EXERCISE GOAL —
Copy out the lines that include the word "ylabel".

STORED RECORDS —
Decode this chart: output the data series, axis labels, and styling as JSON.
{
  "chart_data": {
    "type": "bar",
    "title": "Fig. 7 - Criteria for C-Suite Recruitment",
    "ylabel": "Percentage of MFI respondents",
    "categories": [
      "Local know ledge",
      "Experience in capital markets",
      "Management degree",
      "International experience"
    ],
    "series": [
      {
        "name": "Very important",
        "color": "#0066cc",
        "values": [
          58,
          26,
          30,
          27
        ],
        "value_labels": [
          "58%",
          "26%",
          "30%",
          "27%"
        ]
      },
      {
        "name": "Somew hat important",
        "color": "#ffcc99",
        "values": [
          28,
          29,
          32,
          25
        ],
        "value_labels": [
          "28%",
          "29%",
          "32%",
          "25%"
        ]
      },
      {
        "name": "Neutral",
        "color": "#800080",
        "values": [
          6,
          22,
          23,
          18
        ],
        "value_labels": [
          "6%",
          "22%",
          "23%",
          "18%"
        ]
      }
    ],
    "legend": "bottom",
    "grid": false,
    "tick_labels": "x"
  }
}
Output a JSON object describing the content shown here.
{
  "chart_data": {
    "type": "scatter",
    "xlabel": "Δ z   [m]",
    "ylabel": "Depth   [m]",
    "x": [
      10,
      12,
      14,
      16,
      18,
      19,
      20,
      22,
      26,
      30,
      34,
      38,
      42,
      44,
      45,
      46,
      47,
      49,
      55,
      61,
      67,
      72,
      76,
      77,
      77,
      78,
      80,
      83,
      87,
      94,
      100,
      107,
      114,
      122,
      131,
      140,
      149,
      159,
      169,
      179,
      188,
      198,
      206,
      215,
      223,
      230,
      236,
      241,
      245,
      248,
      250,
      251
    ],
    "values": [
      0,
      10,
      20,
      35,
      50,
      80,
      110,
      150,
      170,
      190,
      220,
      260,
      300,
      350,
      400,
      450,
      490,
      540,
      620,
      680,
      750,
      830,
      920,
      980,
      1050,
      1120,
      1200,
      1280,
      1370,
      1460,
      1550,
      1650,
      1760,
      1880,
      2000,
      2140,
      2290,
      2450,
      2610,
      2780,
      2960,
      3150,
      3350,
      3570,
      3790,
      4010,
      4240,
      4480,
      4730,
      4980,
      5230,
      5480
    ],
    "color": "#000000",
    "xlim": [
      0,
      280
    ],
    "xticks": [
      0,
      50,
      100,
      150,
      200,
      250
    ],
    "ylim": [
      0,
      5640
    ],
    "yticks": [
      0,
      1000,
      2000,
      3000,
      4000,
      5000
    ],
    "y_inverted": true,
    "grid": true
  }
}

COMPLETE ANSWER —
    "ylabel": "Percentage of MFI respondents",
    "ylabel": "Depth   [m]",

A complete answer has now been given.